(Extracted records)
::::

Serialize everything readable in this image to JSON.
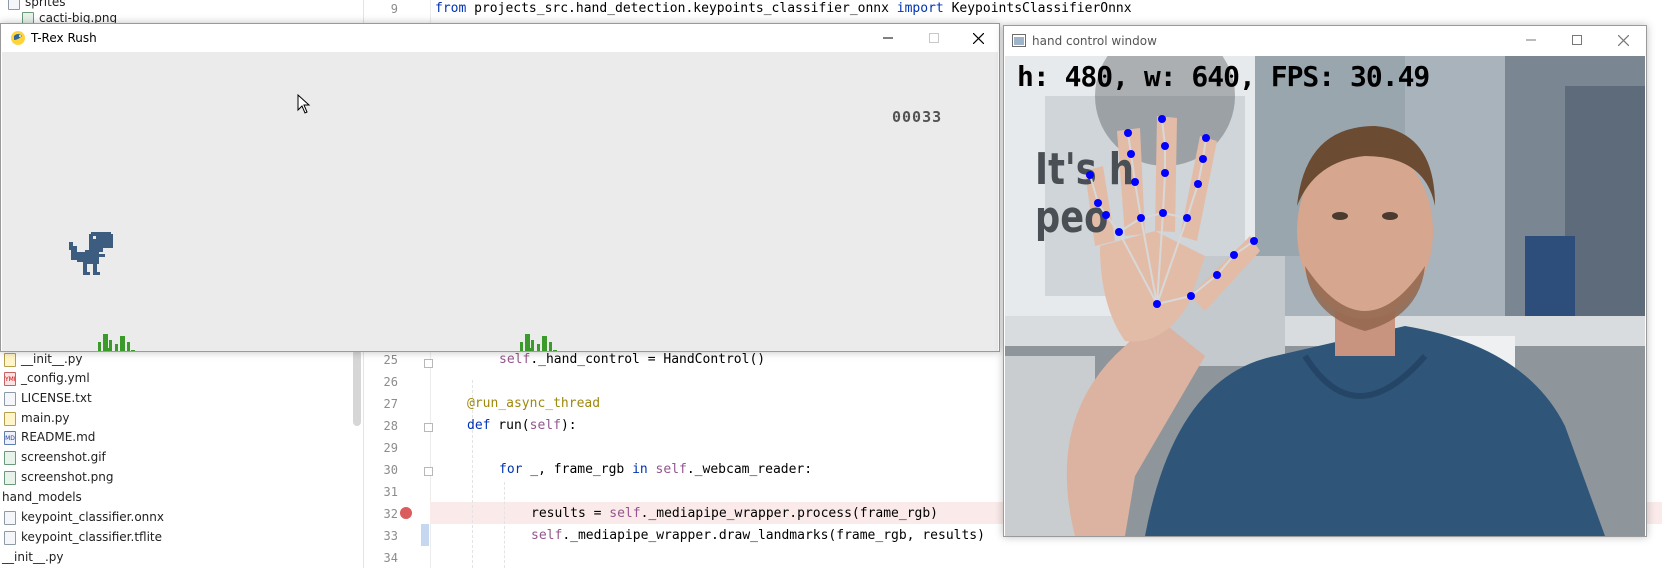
{
  "project_tree": {
    "items": [
      {
        "label": "sprites",
        "icon": "folder-icon"
      },
      {
        "label": "cacti-big.png",
        "icon": "image-file-icon"
      },
      {
        "label": "__init__.py",
        "icon": "python-file-icon"
      },
      {
        "label": "_config.yml",
        "icon": "yml-file-icon"
      },
      {
        "label": "LICENSE.txt",
        "icon": "text-file-icon"
      },
      {
        "label": "main.py",
        "icon": "python-file-icon"
      },
      {
        "label": "README.md",
        "icon": "markdown-file-icon"
      },
      {
        "label": "screenshot.gif",
        "icon": "image-file-icon"
      },
      {
        "label": "screenshot.png",
        "icon": "image-file-icon"
      },
      {
        "label": "hand_models",
        "icon": "folder-icon"
      },
      {
        "label": "keypoint_classifier.onnx",
        "icon": "file-icon"
      },
      {
        "label": "keypoint_classifier.tflite",
        "icon": "file-icon"
      },
      {
        "label": "__init__.py",
        "icon": "python-file-icon"
      }
    ]
  },
  "editor": {
    "lines": [
      {
        "num": "9",
        "text_a": "from",
        "text_b": " projects_src.hand_detection.keypoints_classifier_onnx ",
        "text_c": "import",
        "text_d": " KeypointsClassifierOnnx"
      },
      {
        "num": "25",
        "text_a": "self",
        "text_b": "._hand_control = HandControl()"
      },
      {
        "num": "26"
      },
      {
        "num": "27",
        "text_a": "@run_async_thread"
      },
      {
        "num": "28",
        "text_a": "def",
        "text_b": " run(",
        "text_c": "self",
        "text_d": "):"
      },
      {
        "num": "29"
      },
      {
        "num": "30",
        "text_a": "for",
        "text_b": " _, frame_rgb ",
        "text_c": "in",
        "text_d": " ",
        "text_e": "self",
        "text_f": "._webcam_reader:"
      },
      {
        "num": "31"
      },
      {
        "num": "32",
        "text_a": "results = ",
        "text_b": "self",
        "text_c": "._mediapipe_wrapper.process(frame_rgb)"
      },
      {
        "num": "33",
        "text_a": "self",
        "text_b": "._mediapipe_wrapper.draw_landmarks(frame_rgb, results)"
      },
      {
        "num": "34"
      }
    ]
  },
  "trex_window": {
    "title": "T-Rex Rush",
    "score": "00033",
    "colors": {
      "dino": "#3c5c80",
      "cactus": "#3a9a2a",
      "ground": "#535353",
      "background": "#ebebeb"
    }
  },
  "hand_window": {
    "title": "hand control window",
    "overlay_text": "h: 480, w: 640, FPS: 30.49",
    "wall_text_line1": "It's h",
    "wall_text_line2": "peo",
    "landmark_color": "#0000ff"
  }
}
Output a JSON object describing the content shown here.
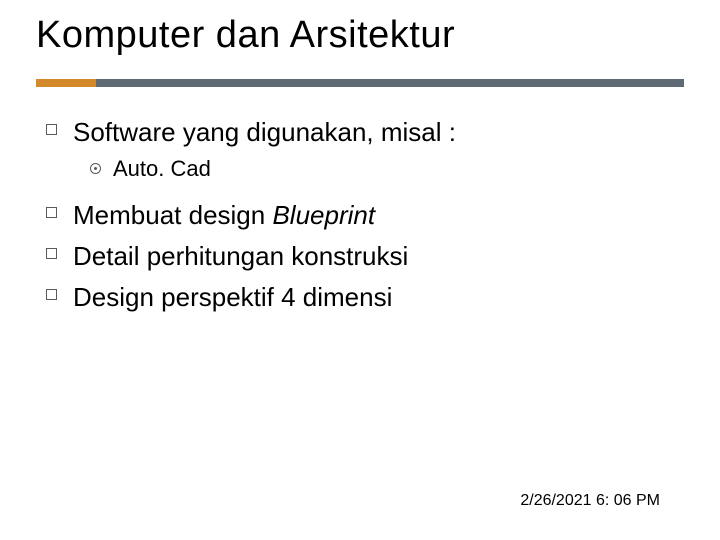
{
  "title": "Komputer dan Arsitektur",
  "items": {
    "0": {
      "text": "Software yang digunakan, misal :"
    },
    "1": {
      "text_pre": "Membuat design ",
      "text_em": "Blueprint"
    },
    "2": {
      "text": "Detail perhitungan konstruksi"
    },
    "3": {
      "text": "Design perspektif 4 dimensi"
    }
  },
  "subitems": {
    "0": {
      "text": "Auto. Cad"
    }
  },
  "footer": "2/26/2021 6: 06 PM"
}
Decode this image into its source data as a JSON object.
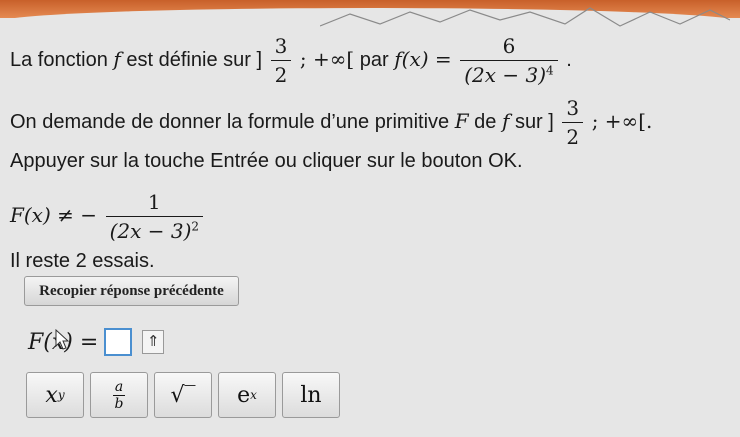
{
  "statement": {
    "prefix": "La fonction",
    "f": "f",
    "defined_on": "est définie sur ]",
    "interval_num": "3",
    "interval_den": "2",
    "interval_tail": "; +∞[",
    "par": "par",
    "fx": "f(x) =",
    "frac_num": "6",
    "frac_den": "(2x − 3)",
    "frac_den_exp": "4",
    "end": "."
  },
  "request": {
    "text": "On demande de donner la formule d’une primitive",
    "F": "F",
    "de": "de",
    "f": "f",
    "sur": "sur ]",
    "interval_num": "3",
    "interval_den": "2",
    "interval_tail": "; +∞[."
  },
  "instruction": "Appuyer sur la touche Entrée ou cliquer sur le bouton OK.",
  "wrong_answer": {
    "lhs": "F(x) ≠ −",
    "num": "1",
    "den": "(2x − 3)",
    "den_exp": "2"
  },
  "remaining": "Il reste 2 essais.",
  "recopy_button": "Recopier réponse précédente",
  "answer": {
    "label": "F(x) =",
    "value": "",
    "up_symbol": "⇑"
  },
  "keys": {
    "power_base": "x",
    "power_exp": "y",
    "frac_num": "a",
    "frac_den": "b",
    "sqrt": "√‾",
    "exp_base": "e",
    "exp_exp": "x",
    "ln": "ln"
  }
}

::::

> _THE PROBLEM_: Every line in the data that holds "screenshot" should be copied out.

> _WRITTEN SOLUTION_:
        "label": "screenshot.gif",
        "label": "screenshot.png",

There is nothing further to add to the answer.